• EXERCISE DESCRIPTION
Scan the entries below for the word "hazard". Copy each line that has it.

• DATA EXCERPTS

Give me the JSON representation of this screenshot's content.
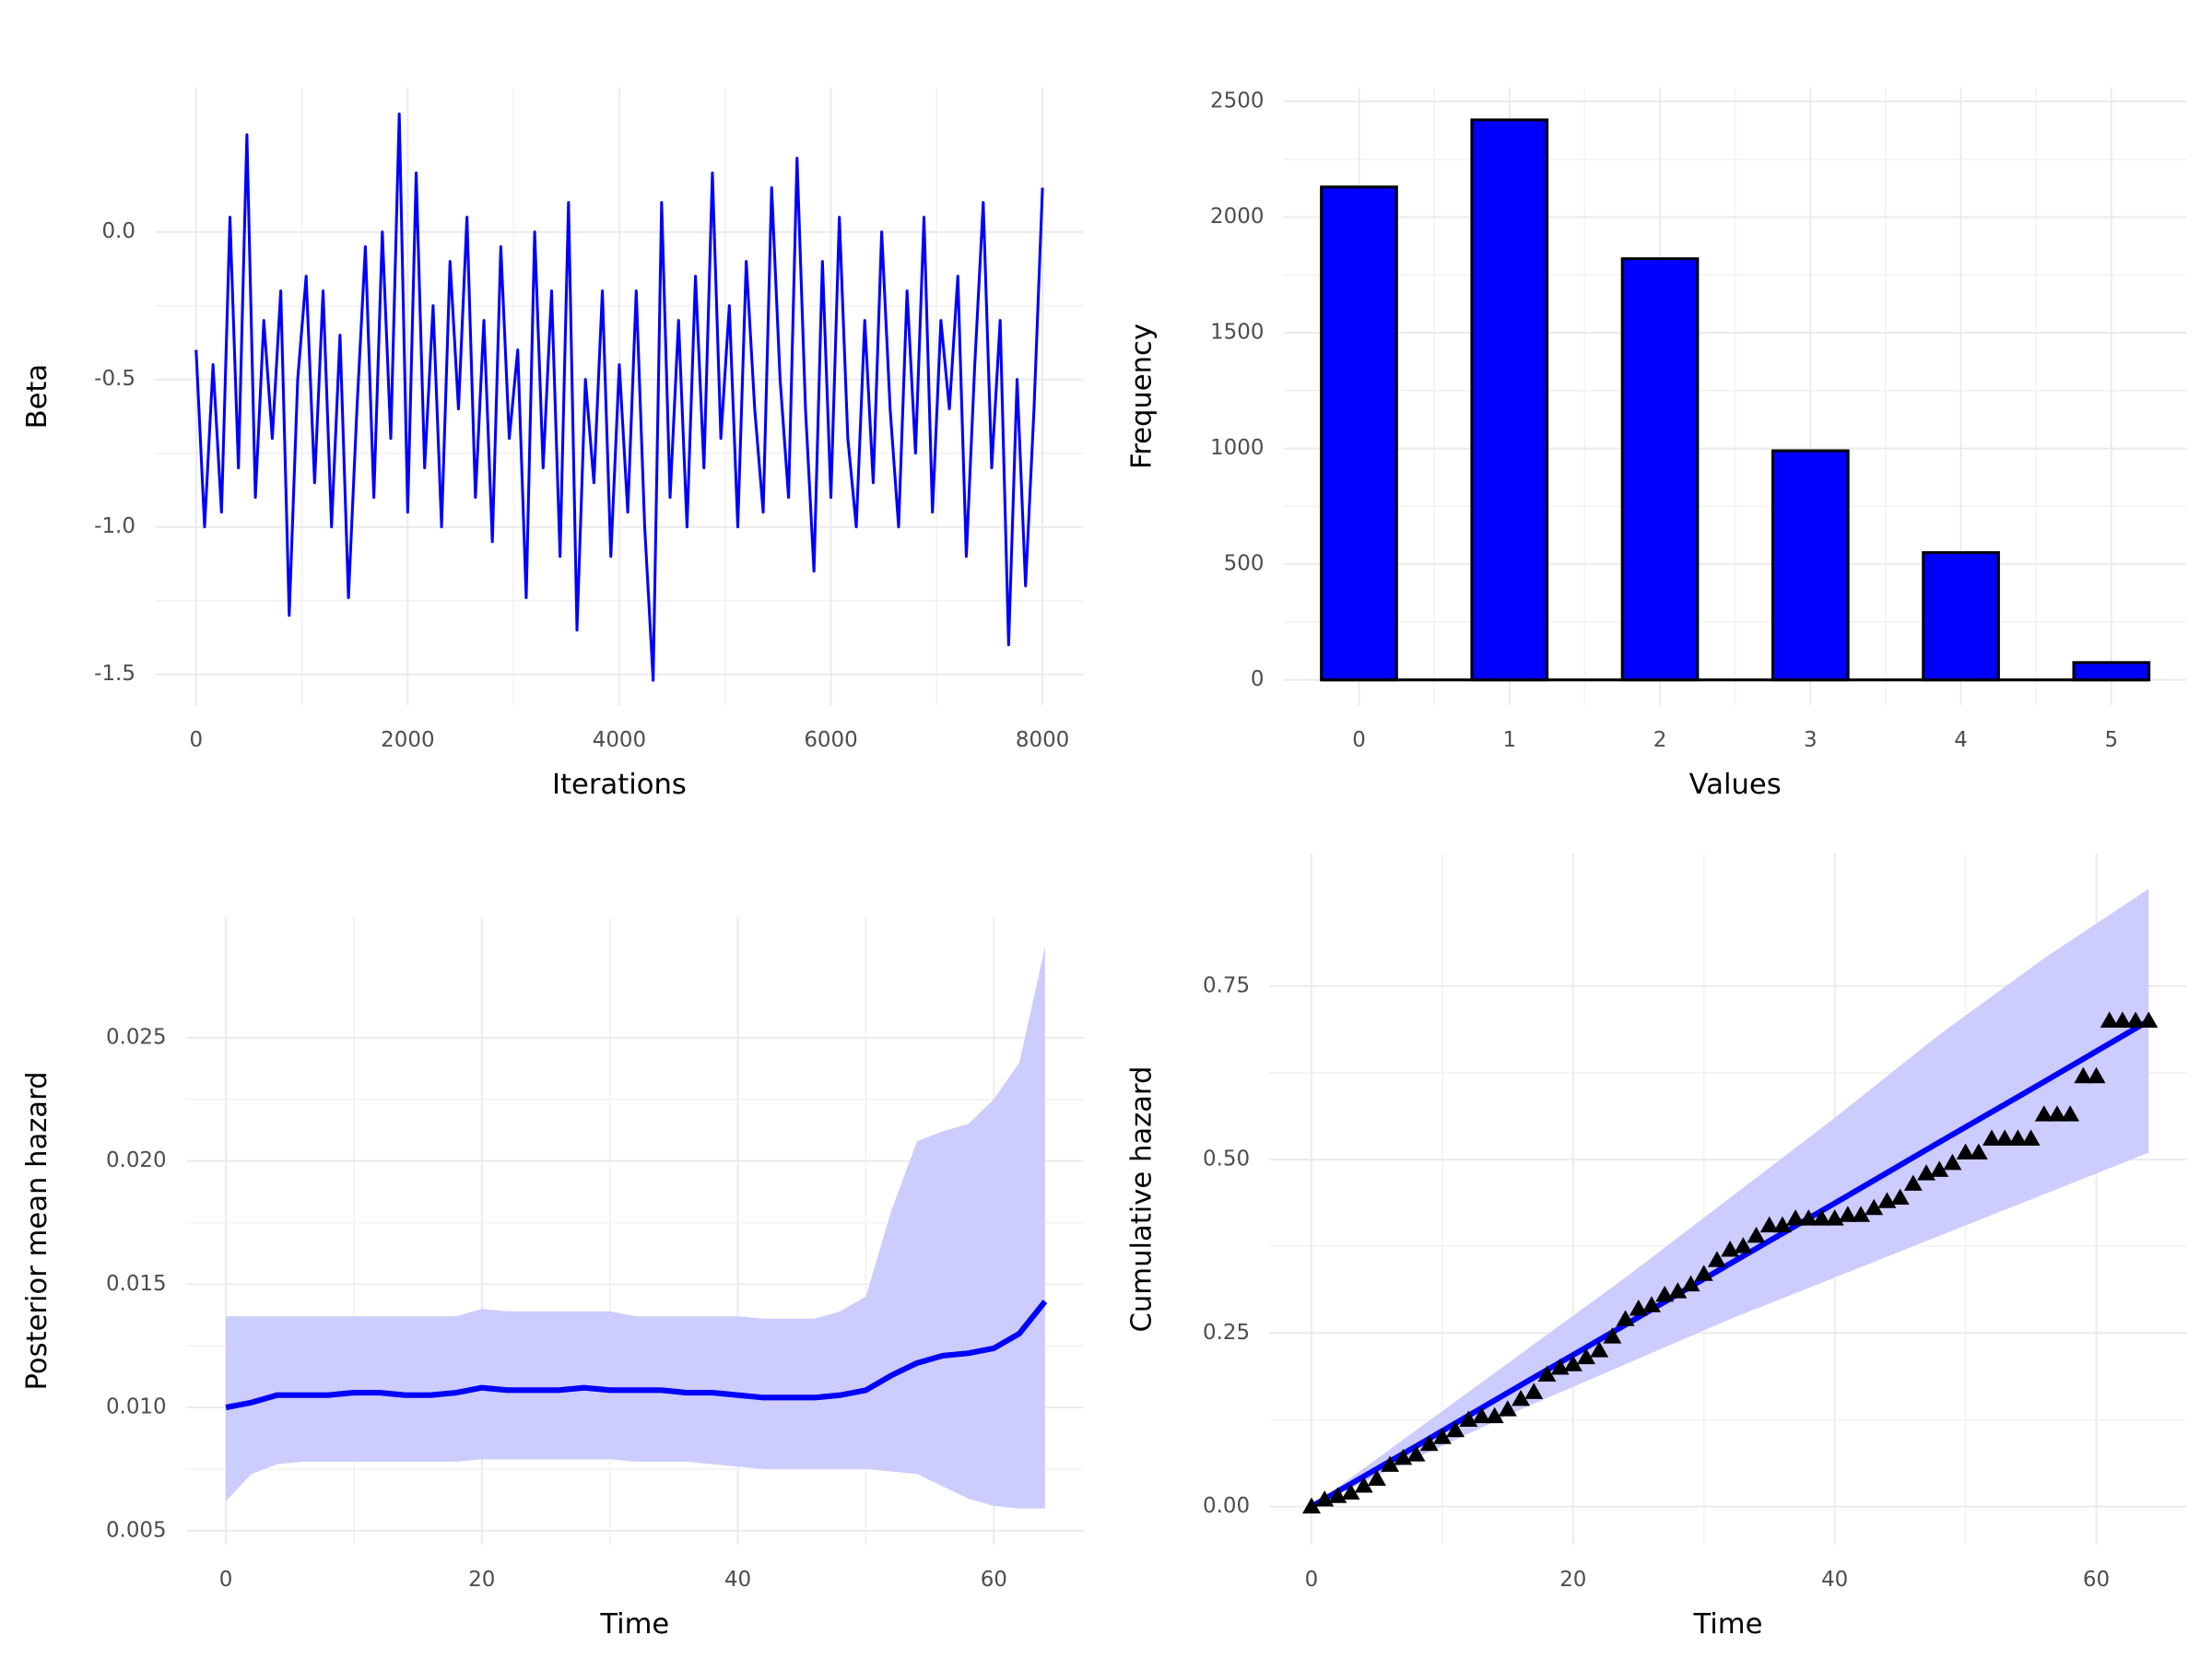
{
  "chart_data": [
    {
      "type": "line",
      "xlabel": "Iterations",
      "ylabel": "Beta",
      "color": "#0000ff",
      "x": [
        0,
        80,
        160,
        240,
        320,
        400,
        480,
        560,
        640,
        720,
        800,
        880,
        960,
        1040,
        1120,
        1200,
        1280,
        1360,
        1440,
        1520,
        1600,
        1680,
        1760,
        1840,
        1920,
        2000,
        2080,
        2160,
        2240,
        2320,
        2400,
        2480,
        2560,
        2640,
        2720,
        2800,
        2880,
        2960,
        3040,
        3120,
        3200,
        3280,
        3360,
        3440,
        3520,
        3600,
        3680,
        3760,
        3840,
        3920,
        4000,
        4080,
        4160,
        4240,
        4320,
        4400,
        4480,
        4560,
        4640,
        4720,
        4800,
        4880,
        4960,
        5040,
        5120,
        5200,
        5280,
        5360,
        5440,
        5520,
        5600,
        5680,
        5760,
        5840,
        5920,
        6000,
        6080,
        6160,
        6240,
        6320,
        6400,
        6480,
        6560,
        6640,
        6720,
        6800,
        6880,
        6960,
        7040,
        7120,
        7200,
        7280,
        7360,
        7440,
        7520,
        7600,
        7680,
        7760,
        7840,
        7920,
        8000
      ],
      "values": [
        -0.4,
        -1.0,
        -0.45,
        -0.95,
        0.05,
        -0.8,
        0.33,
        -0.9,
        -0.3,
        -0.7,
        -0.2,
        -1.3,
        -0.5,
        -0.15,
        -0.85,
        -0.2,
        -1.0,
        -0.35,
        -1.24,
        -0.6,
        -0.05,
        -0.9,
        0.0,
        -0.7,
        0.4,
        -0.95,
        0.2,
        -0.8,
        -0.25,
        -1.0,
        -0.1,
        -0.6,
        0.05,
        -0.9,
        -0.3,
        -1.05,
        -0.05,
        -0.7,
        -0.4,
        -1.24,
        0.0,
        -0.8,
        -0.2,
        -1.1,
        0.1,
        -1.35,
        -0.5,
        -0.85,
        -0.2,
        -1.1,
        -0.45,
        -0.95,
        -0.2,
        -1.0,
        -1.52,
        0.1,
        -0.9,
        -0.3,
        -1.0,
        -0.15,
        -0.8,
        0.2,
        -0.7,
        -0.25,
        -1.0,
        -0.1,
        -0.6,
        -0.95,
        0.15,
        -0.5,
        -0.9,
        0.25,
        -0.6,
        -1.15,
        -0.1,
        -0.9,
        0.05,
        -0.7,
        -1.0,
        -0.3,
        -0.85,
        0.0,
        -0.6,
        -1.0,
        -0.2,
        -0.75,
        0.05,
        -0.95,
        -0.3,
        -0.6,
        -0.15,
        -1.1,
        -0.45,
        0.1,
        -0.8,
        -0.3,
        -1.4,
        -0.5,
        -1.2,
        -0.6,
        0.15
      ],
      "xlim": [
        -387,
        8387
      ],
      "ylim": [
        -1.605,
        0.49
      ],
      "xticks": [
        0,
        2000,
        4000,
        6000,
        8000
      ],
      "yticks": [
        {
          "value": -1.5,
          "label": "-1.5"
        },
        {
          "value": -1,
          "label": "-1.0"
        },
        {
          "value": -0.5,
          "label": "-0.5"
        },
        {
          "value": 0,
          "label": "0.0"
        }
      ],
      "grid": true
    },
    {
      "type": "bar",
      "xlabel": "Values",
      "ylabel": "Frequency",
      "color": "#0000ff",
      "edgecolor": "#000000",
      "categories": [
        "0",
        "1",
        "2",
        "3",
        "4",
        "5"
      ],
      "values": [
        2130,
        2420,
        1820,
        990,
        550,
        75
      ],
      "ylim": [
        -110,
        2560
      ],
      "yticks": [
        0,
        500,
        1000,
        1500,
        2000,
        2500
      ],
      "grid": true
    },
    {
      "type": "line",
      "xlabel": "Time",
      "ylabel": "Posterior mean hazard",
      "color": "#0000ff",
      "band_color": "#ccccff",
      "x": [
        0,
        2,
        4,
        6,
        8,
        10,
        12,
        14,
        16,
        18,
        20,
        22,
        24,
        26,
        28,
        30,
        32,
        34,
        36,
        38,
        40,
        42,
        44,
        46,
        48,
        50,
        52,
        54,
        56,
        58,
        60,
        62,
        64
      ],
      "values": [
        0.01,
        0.0102,
        0.0105,
        0.0105,
        0.0105,
        0.0106,
        0.0106,
        0.0105,
        0.0105,
        0.0106,
        0.0108,
        0.0107,
        0.0107,
        0.0107,
        0.0108,
        0.0107,
        0.0107,
        0.0107,
        0.0106,
        0.0106,
        0.0105,
        0.0104,
        0.0104,
        0.0104,
        0.0105,
        0.0107,
        0.0113,
        0.0118,
        0.0121,
        0.0122,
        0.0124,
        0.013,
        0.0143
      ],
      "lower": [
        0.0062,
        0.0073,
        0.0077,
        0.0078,
        0.0078,
        0.0078,
        0.0078,
        0.0078,
        0.0078,
        0.0078,
        0.0079,
        0.0079,
        0.0079,
        0.0079,
        0.0079,
        0.0079,
        0.0078,
        0.0078,
        0.0078,
        0.0077,
        0.0076,
        0.0075,
        0.0075,
        0.0075,
        0.0075,
        0.0075,
        0.0074,
        0.0073,
        0.0068,
        0.0063,
        0.006,
        0.0059,
        0.0059
      ],
      "upper": [
        0.0137,
        0.0137,
        0.0137,
        0.0137,
        0.0137,
        0.0137,
        0.0137,
        0.0137,
        0.0137,
        0.0137,
        0.014,
        0.0139,
        0.0139,
        0.0139,
        0.0139,
        0.0139,
        0.0137,
        0.0137,
        0.0137,
        0.0137,
        0.0137,
        0.0136,
        0.0136,
        0.0136,
        0.0139,
        0.0145,
        0.018,
        0.0208,
        0.0212,
        0.0215,
        0.0225,
        0.024,
        0.0287
      ],
      "xlim": [
        -3.1,
        67
      ],
      "ylim": [
        0.00443,
        0.0299
      ],
      "xticks": [
        0,
        20,
        40,
        60
      ],
      "yticks": [
        0.005,
        {
          "value": 0.01,
          "label": "0.010"
        },
        0.015,
        {
          "value": 0.02,
          "label": "0.020"
        },
        0.025
      ],
      "grid": true
    },
    {
      "type": "line",
      "xlabel": "Time",
      "ylabel": "Cumulative hazard",
      "color": "#0000ff",
      "band_color": "#ccccff",
      "x": [
        0,
        8,
        16,
        24,
        32,
        40,
        48,
        56,
        64
      ],
      "values": [
        0,
        0.087,
        0.175,
        0.262,
        0.35,
        0.437,
        0.525,
        0.612,
        0.7
      ],
      "lower": [
        0,
        0.07,
        0.14,
        0.205,
        0.27,
        0.33,
        0.39,
        0.45,
        0.51
      ],
      "upper": [
        0,
        0.11,
        0.22,
        0.33,
        0.445,
        0.56,
        0.68,
        0.79,
        0.89
      ],
      "points": {
        "color": "#000000",
        "marker": "triangle",
        "x": [
          0,
          1,
          2,
          3,
          4,
          5,
          6,
          7,
          8,
          9,
          10,
          11,
          12,
          13,
          14,
          15,
          16,
          17,
          18,
          19,
          20,
          21,
          22,
          23,
          24,
          25,
          26,
          27,
          28,
          29,
          30,
          31,
          32,
          33,
          34,
          35,
          36,
          37,
          38,
          39,
          40,
          41,
          42,
          43,
          44,
          45,
          46,
          47,
          48,
          49,
          50,
          51,
          52,
          53,
          54,
          55,
          56,
          57,
          58,
          59,
          60,
          61,
          62,
          63,
          64
        ],
        "values": [
          0,
          0.01,
          0.015,
          0.02,
          0.03,
          0.04,
          0.06,
          0.07,
          0.075,
          0.09,
          0.1,
          0.11,
          0.125,
          0.13,
          0.13,
          0.14,
          0.155,
          0.165,
          0.19,
          0.2,
          0.205,
          0.215,
          0.225,
          0.245,
          0.27,
          0.285,
          0.29,
          0.305,
          0.31,
          0.32,
          0.335,
          0.355,
          0.37,
          0.375,
          0.39,
          0.405,
          0.405,
          0.415,
          0.415,
          0.415,
          0.415,
          0.42,
          0.42,
          0.43,
          0.44,
          0.445,
          0.465,
          0.48,
          0.485,
          0.495,
          0.51,
          0.51,
          0.53,
          0.53,
          0.53,
          0.53,
          0.565,
          0.565,
          0.565,
          0.62,
          0.62,
          0.7,
          0.7,
          0.7,
          0.7
        ]
      },
      "xlim": [
        -3.2,
        66.9
      ],
      "ylim": [
        -0.055,
        0.941
      ],
      "xticks": [
        0,
        20,
        40,
        60
      ],
      "yticks": [
        {
          "value": 0,
          "label": "0.00"
        },
        0.25,
        {
          "value": 0.5,
          "label": "0.50"
        },
        0.75
      ],
      "grid": true
    }
  ]
}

• ANSWER IN FULL
      "ylabel": "Posterior mean hazard",
      "ylabel": "Cumulative hazard",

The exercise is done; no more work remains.